Scan the data for "Borough" and copy the lines it appears in.

==*==

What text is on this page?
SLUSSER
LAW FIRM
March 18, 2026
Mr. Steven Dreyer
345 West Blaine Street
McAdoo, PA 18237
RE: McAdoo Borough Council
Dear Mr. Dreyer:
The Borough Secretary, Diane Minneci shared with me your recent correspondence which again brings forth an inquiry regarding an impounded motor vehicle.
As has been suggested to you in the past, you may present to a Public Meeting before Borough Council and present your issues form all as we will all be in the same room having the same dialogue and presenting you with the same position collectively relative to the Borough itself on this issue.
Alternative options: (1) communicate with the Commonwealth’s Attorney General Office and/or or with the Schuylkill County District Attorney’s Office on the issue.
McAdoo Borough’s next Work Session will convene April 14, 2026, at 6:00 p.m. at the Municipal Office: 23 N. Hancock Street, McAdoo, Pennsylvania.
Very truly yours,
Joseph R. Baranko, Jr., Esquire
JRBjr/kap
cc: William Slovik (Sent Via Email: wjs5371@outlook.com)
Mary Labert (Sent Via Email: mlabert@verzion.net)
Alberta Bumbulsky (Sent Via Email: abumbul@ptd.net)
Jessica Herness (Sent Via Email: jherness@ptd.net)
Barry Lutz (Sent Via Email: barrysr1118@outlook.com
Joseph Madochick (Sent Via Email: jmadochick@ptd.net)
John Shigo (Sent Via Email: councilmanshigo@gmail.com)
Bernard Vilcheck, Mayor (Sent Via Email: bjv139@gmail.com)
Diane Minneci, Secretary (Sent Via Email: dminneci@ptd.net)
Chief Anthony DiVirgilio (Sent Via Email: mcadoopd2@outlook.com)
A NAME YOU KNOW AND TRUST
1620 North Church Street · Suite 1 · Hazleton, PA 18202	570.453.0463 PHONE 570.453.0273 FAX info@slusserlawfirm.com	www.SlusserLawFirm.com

==*==

Solution to this problem.
RE: McAdoo Borough Council
The Borough Secretary, Diane Minneci shared with me your recent correspondence which again brings forth an inquiry regarding an impounded motor vehicle.
As has been suggested to you in the past, you may present to a Public Meeting before Borough Council and present your issues form all as we will all be in the same room having the same dialogue and presenting you with the same position collectively relative to the Borough itself on this issue.
McAdoo Borough’s next Work Session will convene April 14, 2026, at 6:00 p.m. at the Municipal Office: 23 N. Hancock Street, McAdoo, Pennsylvania.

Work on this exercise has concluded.